# WHAT TO PRODUCE
Select all lines with the string "Zündung" in them, and copy those lines.

# STORED RECORDS start

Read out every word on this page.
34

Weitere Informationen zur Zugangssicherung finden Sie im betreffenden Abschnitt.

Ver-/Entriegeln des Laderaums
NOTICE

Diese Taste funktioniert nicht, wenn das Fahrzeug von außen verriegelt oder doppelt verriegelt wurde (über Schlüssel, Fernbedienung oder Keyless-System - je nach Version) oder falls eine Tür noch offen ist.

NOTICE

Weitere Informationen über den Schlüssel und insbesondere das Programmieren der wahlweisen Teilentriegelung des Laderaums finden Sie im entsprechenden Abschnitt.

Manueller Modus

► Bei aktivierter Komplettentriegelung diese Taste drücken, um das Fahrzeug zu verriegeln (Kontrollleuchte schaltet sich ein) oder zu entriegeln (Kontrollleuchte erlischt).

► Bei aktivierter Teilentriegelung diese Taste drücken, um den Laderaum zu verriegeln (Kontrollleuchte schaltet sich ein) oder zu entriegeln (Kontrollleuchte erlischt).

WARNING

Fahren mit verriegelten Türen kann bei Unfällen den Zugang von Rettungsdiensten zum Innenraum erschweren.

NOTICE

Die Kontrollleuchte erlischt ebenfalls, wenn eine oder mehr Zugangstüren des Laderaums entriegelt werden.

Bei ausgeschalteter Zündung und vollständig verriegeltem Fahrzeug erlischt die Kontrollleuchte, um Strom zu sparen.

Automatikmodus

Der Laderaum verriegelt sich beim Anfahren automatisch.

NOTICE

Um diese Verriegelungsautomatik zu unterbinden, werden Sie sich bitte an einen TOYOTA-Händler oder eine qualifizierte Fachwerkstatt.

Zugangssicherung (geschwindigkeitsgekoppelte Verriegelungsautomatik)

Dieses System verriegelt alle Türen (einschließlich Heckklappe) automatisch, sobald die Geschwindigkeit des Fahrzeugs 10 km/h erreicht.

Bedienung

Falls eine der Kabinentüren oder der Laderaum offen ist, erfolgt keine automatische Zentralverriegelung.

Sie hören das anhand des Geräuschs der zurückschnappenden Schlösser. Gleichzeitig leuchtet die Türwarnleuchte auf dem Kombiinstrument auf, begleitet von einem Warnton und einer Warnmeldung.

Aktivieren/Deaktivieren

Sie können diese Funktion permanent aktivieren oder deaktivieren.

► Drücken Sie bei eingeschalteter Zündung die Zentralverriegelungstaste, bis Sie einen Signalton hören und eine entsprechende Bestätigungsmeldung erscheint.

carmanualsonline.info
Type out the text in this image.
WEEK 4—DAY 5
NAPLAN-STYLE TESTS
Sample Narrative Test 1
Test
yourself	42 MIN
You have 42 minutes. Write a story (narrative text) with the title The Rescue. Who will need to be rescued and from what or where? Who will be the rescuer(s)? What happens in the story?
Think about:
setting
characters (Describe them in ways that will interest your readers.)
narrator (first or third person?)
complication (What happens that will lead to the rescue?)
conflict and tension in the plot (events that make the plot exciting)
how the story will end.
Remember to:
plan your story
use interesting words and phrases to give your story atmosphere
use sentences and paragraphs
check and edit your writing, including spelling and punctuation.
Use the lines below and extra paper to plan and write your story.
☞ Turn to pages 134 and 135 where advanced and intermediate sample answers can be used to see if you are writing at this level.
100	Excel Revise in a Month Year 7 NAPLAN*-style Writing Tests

# STORED RECORDS end

# EXERCISE ANSWER
Bei ausgeschalteter Zündung und vollständig verriegeltem Fahrzeug erlischt die Kontrollleuchte, um Strom zu sparen.
► Drücken Sie bei eingeschalteter Zündung die Zentralverriegelungstaste, bis Sie einen Signalton hören und eine entsprechende Bestätigungsmeldung erscheint.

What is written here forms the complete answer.